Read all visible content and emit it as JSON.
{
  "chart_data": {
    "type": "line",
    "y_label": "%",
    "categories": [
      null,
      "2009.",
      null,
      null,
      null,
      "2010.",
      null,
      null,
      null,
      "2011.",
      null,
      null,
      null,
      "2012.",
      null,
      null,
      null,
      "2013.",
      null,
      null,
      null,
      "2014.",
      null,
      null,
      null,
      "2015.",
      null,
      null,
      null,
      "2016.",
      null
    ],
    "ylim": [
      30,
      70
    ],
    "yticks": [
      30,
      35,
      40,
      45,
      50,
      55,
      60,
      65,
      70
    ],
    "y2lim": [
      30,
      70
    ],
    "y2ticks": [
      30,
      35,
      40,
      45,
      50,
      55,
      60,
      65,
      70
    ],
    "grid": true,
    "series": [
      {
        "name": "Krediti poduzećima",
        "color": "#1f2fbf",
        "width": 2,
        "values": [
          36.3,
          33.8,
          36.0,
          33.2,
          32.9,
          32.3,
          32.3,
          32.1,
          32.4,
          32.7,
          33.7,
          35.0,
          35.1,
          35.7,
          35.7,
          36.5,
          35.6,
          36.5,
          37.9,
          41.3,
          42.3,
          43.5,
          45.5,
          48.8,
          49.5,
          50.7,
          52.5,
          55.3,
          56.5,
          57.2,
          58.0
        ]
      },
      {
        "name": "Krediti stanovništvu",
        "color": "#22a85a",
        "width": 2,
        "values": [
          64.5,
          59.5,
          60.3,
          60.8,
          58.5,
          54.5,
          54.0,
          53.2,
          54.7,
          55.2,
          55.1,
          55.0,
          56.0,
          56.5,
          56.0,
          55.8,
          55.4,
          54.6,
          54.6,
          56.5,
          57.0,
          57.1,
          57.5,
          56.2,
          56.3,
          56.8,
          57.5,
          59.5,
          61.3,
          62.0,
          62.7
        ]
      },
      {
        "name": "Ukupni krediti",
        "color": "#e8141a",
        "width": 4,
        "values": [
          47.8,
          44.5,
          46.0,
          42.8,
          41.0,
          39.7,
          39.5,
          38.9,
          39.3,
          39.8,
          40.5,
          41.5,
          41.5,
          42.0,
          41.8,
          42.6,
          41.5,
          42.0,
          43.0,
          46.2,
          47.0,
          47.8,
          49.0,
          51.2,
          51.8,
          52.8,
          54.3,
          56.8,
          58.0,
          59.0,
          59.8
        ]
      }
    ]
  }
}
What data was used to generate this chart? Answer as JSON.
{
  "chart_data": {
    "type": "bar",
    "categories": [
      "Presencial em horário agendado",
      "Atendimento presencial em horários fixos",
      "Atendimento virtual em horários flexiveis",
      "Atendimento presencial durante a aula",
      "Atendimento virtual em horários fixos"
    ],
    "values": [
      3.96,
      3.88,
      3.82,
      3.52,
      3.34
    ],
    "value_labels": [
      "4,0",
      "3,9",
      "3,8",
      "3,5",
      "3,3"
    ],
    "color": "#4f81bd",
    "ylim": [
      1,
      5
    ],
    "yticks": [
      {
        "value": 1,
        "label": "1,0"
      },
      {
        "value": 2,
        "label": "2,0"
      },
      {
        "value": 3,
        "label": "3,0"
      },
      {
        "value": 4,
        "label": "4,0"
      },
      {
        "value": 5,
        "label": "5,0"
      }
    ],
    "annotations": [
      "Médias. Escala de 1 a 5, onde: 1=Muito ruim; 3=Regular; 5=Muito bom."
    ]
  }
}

[REQUIRED WORK] Each line of the listing above should be output exactly.

[EXPECTED OUTPUT]
Read all visible content and emit it as JSON.
{
  "chart_data": {
    "type": "line",
    "y_label": "%",
    "categories": [
      null,
      "2009.",
      null,
      null,
      null,
      "2010.",
      null,
      null,
      null,
      "2011.",
      null,
      null,
      null,
      "2012.",
      null,
      null,
      null,
      "2013.",
      null,
      null,
      null,
      "2014.",
      null,
      null,
      null,
      "2015.",
      null,
      null,
      null,
      "2016.",
      null
    ],
    "ylim": [
      30,
      70
    ],
    "yticks": [
      30,
      35,
      40,
      45,
      50,
      55,
      60,
      65,
      70
    ],
    "y2lim": [
      30,
      70
    ],
    "y2ticks": [
      30,
      35,
      40,
      45,
      50,
      55,
      60,
      65,
      70
    ],
    "grid": true,
    "series": [
      {
        "name": "Krediti poduzećima",
        "color": "#1f2fbf",
        "width": 2,
        "values": [
          36.3,
          33.8,
          36.0,
          33.2,
          32.9,
          32.3,
          32.3,
          32.1,
          32.4,
          32.7,
          33.7,
          35.0,
          35.1,
          35.7,
          35.7,
          36.5,
          35.6,
          36.5,
          37.9,
          41.3,
          42.3,
          43.5,
          45.5,
          48.8,
          49.5,
          50.7,
          52.5,
          55.3,
          56.5,
          57.2,
          58.0
        ]
      },
      {
        "name": "Krediti stanovništvu",
        "color": "#22a85a",
        "width": 2,
        "values": [
          64.5,
          59.5,
          60.3,
          60.8,
          58.5,
          54.5,
          54.0,
          53.2,
          54.7,
          55.2,
          55.1,
          55.0,
          56.0,
          56.5,
          56.0,
          55.8,
          55.4,
          54.6,
          54.6,
          56.5,
          57.0,
          57.1,
          57.5,
          56.2,
          56.3,
          56.8,
          57.5,
          59.5,
          61.3,
          62.0,
          62.7
        ]
      },
      {
        "name": "Ukupni krediti",
        "color": "#e8141a",
        "width": 4,
        "values": [
          47.8,
          44.5,
          46.0,
          42.8,
          41.0,
          39.7,
          39.5,
          38.9,
          39.3,
          39.8,
          40.5,
          41.5,
          41.5,
          42.0,
          41.8,
          42.6,
          41.5,
          42.0,
          43.0,
          46.2,
          47.0,
          47.8,
          49.0,
          51.2,
          51.8,
          52.8,
          54.3,
          56.8,
          58.0,
          59.0,
          59.8
        ]
      }
    ]
  }
}
What data was used to generate this chart? Answer as JSON.
{
  "chart_data": {
    "type": "bar",
    "categories": [
      "Presencial em horário agendado",
      "Atendimento presencial em horários fixos",
      "Atendimento virtual em horários flexiveis",
      "Atendimento presencial durante a aula",
      "Atendimento virtual em horários fixos"
    ],
    "values": [
      3.96,
      3.88,
      3.82,
      3.52,
      3.34
    ],
    "value_labels": [
      "4,0",
      "3,9",
      "3,8",
      "3,5",
      "3,3"
    ],
    "color": "#4f81bd",
    "ylim": [
      1,
      5
    ],
    "yticks": [
      {
        "value": 1,
        "label": "1,0"
      },
      {
        "value": 2,
        "label": "2,0"
      },
      {
        "value": 3,
        "label": "3,0"
      },
      {
        "value": 4,
        "label": "4,0"
      },
      {
        "value": 5,
        "label": "5,0"
      }
    ],
    "annotations": [
      "Médias. Escala de 1 a 5, onde: 1=Muito ruim; 3=Regular; 5=Muito bom."
    ]
  }
}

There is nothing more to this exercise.